Select and reproduce each line of the listing below that bears the string "this".

* * *

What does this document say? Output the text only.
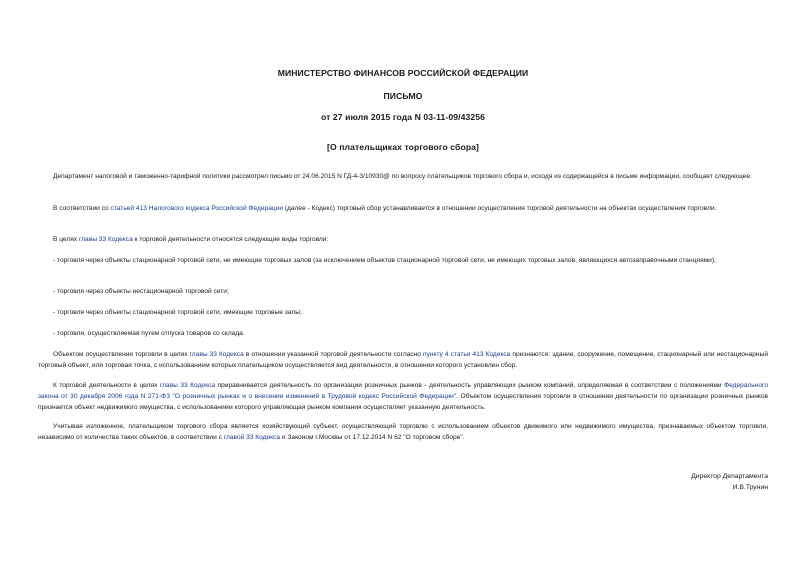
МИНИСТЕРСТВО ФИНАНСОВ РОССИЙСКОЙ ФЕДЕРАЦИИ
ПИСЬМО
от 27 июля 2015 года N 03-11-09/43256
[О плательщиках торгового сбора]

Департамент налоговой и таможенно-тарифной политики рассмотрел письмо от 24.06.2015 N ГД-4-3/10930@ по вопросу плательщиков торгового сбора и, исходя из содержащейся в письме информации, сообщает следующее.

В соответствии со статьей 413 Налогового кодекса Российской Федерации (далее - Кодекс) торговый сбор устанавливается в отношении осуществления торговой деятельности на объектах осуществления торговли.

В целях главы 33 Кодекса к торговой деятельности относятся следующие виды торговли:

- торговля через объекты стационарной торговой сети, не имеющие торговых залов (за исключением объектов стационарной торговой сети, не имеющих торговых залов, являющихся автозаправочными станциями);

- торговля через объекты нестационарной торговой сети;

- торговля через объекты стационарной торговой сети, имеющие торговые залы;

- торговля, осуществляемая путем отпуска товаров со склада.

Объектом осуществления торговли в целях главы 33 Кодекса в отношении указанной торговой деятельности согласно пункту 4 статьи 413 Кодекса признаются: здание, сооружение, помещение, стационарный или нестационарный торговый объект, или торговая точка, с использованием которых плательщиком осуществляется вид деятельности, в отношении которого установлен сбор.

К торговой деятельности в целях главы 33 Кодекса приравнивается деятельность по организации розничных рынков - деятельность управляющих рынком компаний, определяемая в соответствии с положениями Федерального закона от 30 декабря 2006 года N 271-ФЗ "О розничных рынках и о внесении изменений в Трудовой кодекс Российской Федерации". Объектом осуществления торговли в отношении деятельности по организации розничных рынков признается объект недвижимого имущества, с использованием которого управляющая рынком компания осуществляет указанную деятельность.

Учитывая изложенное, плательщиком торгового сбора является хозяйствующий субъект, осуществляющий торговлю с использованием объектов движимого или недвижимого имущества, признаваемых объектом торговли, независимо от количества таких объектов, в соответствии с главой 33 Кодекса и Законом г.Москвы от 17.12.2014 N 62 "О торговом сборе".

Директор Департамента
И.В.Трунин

* * *

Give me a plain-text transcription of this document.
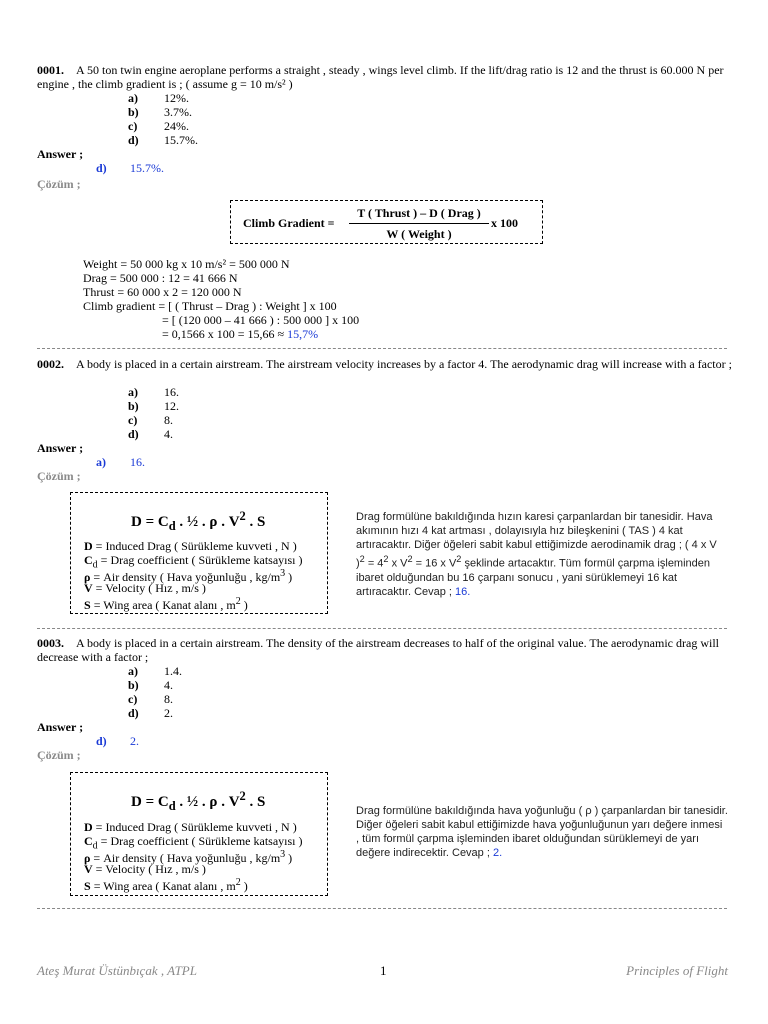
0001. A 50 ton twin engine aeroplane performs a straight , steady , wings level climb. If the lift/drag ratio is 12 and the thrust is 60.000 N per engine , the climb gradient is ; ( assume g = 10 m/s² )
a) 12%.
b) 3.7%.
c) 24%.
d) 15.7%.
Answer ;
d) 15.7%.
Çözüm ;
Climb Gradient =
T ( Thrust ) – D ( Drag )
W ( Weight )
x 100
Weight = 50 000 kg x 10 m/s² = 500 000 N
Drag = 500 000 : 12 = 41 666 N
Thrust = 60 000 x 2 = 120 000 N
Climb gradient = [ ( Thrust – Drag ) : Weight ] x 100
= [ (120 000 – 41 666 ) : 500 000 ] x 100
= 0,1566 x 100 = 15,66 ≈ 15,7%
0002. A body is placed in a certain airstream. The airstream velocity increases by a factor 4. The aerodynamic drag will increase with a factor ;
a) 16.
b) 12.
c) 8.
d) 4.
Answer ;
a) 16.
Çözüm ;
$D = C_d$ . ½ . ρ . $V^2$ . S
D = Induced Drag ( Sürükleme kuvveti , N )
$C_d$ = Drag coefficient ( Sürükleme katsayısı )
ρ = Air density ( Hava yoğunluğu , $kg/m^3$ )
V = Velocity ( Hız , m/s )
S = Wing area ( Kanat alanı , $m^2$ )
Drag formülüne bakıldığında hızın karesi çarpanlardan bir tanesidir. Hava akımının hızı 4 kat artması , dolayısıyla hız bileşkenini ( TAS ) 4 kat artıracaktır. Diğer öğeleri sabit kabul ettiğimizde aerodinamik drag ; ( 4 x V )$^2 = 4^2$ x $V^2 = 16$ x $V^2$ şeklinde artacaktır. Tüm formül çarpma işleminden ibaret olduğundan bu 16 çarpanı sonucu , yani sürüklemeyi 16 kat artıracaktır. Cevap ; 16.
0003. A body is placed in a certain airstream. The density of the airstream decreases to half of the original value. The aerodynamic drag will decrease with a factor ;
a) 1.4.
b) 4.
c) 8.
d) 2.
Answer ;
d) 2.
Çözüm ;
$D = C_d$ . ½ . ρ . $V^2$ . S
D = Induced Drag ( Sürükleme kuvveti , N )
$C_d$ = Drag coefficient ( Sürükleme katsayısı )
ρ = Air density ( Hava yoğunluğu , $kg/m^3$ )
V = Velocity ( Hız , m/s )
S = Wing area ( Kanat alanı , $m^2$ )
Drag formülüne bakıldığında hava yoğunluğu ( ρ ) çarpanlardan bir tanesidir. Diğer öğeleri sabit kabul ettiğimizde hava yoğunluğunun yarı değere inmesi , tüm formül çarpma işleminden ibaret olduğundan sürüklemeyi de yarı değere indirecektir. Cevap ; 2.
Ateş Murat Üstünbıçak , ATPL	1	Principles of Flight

* * *

- Answer below
What does this document say? Output the text only.
Give me a plain-text transcription of this document.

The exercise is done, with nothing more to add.